What to work on:
Retype the stretch of items from the start through the line that contains "range-input[interactable] [340,141,368,163]", both ends included, with each line reproduced exactly.

— start —

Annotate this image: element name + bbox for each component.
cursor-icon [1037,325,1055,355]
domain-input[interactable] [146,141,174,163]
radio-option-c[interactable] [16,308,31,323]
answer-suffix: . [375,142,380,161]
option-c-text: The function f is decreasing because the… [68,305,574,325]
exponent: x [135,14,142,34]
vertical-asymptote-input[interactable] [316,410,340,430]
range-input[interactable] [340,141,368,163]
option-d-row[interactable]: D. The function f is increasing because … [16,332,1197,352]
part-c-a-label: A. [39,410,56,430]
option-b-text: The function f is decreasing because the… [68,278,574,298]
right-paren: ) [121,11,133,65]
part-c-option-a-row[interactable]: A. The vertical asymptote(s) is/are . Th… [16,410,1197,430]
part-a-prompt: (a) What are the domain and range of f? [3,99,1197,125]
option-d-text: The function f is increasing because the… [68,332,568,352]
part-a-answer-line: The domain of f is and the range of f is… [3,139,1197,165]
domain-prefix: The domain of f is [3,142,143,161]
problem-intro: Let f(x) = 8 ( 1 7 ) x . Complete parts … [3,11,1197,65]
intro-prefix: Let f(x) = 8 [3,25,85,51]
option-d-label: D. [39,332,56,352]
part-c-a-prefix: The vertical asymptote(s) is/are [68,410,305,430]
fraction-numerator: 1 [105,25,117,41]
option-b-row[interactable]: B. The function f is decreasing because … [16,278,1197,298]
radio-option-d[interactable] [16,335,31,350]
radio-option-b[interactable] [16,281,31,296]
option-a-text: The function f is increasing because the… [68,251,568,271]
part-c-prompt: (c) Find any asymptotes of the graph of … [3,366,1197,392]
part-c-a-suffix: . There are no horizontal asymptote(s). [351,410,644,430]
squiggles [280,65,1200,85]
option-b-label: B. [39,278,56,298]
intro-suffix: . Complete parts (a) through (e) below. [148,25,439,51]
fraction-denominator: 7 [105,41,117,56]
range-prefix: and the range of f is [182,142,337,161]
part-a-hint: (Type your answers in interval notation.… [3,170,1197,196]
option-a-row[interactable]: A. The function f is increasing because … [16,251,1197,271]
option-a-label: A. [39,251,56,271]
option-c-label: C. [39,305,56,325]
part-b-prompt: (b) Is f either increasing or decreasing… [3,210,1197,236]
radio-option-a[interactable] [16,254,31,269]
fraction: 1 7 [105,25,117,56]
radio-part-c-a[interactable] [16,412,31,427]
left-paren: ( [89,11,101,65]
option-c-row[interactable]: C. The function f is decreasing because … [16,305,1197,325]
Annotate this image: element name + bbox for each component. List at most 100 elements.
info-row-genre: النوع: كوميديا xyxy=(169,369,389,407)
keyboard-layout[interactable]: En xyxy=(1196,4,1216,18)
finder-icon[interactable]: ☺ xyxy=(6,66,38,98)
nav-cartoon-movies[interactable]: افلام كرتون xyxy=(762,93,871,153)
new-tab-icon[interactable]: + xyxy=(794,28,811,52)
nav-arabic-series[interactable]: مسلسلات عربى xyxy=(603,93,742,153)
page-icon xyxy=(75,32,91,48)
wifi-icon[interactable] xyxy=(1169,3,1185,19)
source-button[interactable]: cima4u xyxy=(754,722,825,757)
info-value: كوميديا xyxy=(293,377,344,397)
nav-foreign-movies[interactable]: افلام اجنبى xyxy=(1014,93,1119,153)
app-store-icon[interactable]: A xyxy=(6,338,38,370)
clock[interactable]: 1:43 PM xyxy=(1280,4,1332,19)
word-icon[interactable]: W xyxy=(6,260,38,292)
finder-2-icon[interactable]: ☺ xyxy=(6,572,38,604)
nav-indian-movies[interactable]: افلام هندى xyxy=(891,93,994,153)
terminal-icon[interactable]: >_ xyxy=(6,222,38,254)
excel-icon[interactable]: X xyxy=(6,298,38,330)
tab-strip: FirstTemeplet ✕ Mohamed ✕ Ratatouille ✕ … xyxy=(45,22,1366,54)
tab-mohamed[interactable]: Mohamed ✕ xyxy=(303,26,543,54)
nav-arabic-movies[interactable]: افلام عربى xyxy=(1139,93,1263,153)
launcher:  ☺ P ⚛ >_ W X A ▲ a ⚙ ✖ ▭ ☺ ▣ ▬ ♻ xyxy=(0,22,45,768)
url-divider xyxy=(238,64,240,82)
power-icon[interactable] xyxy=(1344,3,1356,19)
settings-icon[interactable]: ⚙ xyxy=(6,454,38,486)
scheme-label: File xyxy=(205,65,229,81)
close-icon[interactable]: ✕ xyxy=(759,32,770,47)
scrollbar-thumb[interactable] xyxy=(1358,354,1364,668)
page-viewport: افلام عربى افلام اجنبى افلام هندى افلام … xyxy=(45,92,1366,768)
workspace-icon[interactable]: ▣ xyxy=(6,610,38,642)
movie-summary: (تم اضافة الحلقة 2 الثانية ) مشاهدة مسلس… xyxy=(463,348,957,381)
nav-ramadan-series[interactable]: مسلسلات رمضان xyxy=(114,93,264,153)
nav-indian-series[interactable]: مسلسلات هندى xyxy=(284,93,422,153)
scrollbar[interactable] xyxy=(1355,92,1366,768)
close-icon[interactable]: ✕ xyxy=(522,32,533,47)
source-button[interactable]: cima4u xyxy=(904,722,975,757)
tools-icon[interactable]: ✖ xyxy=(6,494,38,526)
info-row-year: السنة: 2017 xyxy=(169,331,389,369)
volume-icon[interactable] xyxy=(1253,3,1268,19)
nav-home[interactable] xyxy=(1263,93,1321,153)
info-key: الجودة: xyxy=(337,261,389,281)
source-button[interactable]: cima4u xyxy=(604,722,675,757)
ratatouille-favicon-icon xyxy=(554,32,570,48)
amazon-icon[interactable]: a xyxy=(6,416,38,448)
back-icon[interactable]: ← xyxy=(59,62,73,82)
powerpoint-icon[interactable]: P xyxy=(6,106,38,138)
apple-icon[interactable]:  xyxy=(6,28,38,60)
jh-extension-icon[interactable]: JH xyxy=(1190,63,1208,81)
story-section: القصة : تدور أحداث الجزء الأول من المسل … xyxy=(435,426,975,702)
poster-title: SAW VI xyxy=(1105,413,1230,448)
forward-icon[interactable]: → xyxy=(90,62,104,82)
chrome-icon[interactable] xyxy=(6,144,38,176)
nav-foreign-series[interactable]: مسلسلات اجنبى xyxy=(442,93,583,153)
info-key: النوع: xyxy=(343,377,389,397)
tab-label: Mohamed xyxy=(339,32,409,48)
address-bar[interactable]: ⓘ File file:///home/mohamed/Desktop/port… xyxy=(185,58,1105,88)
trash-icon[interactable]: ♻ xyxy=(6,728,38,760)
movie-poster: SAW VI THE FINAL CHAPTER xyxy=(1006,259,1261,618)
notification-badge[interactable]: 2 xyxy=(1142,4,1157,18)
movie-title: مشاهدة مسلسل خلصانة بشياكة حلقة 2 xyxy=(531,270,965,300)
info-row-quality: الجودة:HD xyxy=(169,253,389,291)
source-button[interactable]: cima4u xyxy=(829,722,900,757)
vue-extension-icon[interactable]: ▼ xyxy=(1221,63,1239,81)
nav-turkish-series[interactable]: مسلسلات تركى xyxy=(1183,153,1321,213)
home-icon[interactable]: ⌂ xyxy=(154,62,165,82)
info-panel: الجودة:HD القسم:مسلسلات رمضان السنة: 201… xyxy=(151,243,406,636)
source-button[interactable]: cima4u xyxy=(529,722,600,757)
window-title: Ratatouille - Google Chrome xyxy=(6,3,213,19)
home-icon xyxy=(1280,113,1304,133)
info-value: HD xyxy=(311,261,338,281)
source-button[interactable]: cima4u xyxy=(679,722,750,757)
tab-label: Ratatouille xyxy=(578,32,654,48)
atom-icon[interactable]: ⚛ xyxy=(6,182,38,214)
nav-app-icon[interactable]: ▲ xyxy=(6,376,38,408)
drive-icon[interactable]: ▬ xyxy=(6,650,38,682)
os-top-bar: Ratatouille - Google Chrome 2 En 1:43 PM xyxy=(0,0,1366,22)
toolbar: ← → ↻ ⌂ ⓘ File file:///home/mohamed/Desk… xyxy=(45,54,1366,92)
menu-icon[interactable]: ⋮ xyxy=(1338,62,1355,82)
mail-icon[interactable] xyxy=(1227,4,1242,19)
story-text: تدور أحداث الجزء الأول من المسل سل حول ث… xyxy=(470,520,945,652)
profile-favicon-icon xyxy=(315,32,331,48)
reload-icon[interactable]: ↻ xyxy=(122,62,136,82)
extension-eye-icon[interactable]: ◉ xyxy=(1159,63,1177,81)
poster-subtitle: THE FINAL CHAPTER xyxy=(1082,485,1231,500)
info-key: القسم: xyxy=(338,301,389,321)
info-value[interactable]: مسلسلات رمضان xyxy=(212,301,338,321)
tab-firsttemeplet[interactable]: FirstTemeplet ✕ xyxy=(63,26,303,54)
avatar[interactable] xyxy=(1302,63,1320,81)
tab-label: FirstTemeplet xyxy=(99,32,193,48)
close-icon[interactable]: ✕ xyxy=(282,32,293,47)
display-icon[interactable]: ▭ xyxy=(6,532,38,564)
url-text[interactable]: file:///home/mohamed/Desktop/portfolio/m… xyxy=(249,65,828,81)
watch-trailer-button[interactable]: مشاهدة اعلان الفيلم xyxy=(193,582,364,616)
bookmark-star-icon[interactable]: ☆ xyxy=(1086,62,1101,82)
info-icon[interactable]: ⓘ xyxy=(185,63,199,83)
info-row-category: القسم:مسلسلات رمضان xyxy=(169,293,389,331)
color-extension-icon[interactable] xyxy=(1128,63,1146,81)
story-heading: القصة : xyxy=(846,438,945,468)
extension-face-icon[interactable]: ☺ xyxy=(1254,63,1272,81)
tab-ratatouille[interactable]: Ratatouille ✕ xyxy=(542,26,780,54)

— end —

Task response:
Annotate this image: element name + bbox for each component.
cursor-icon [1037,325,1055,355]
domain-input[interactable] [146,141,174,163]
radio-option-c[interactable] [16,308,31,323]
answer-suffix: . [375,142,380,161]
option-c-text: The function f is decreasing because the… [68,305,574,325]
exponent: x [135,14,142,34]
vertical-asymptote-input[interactable] [316,410,340,430]
range-input[interactable] [340,141,368,163]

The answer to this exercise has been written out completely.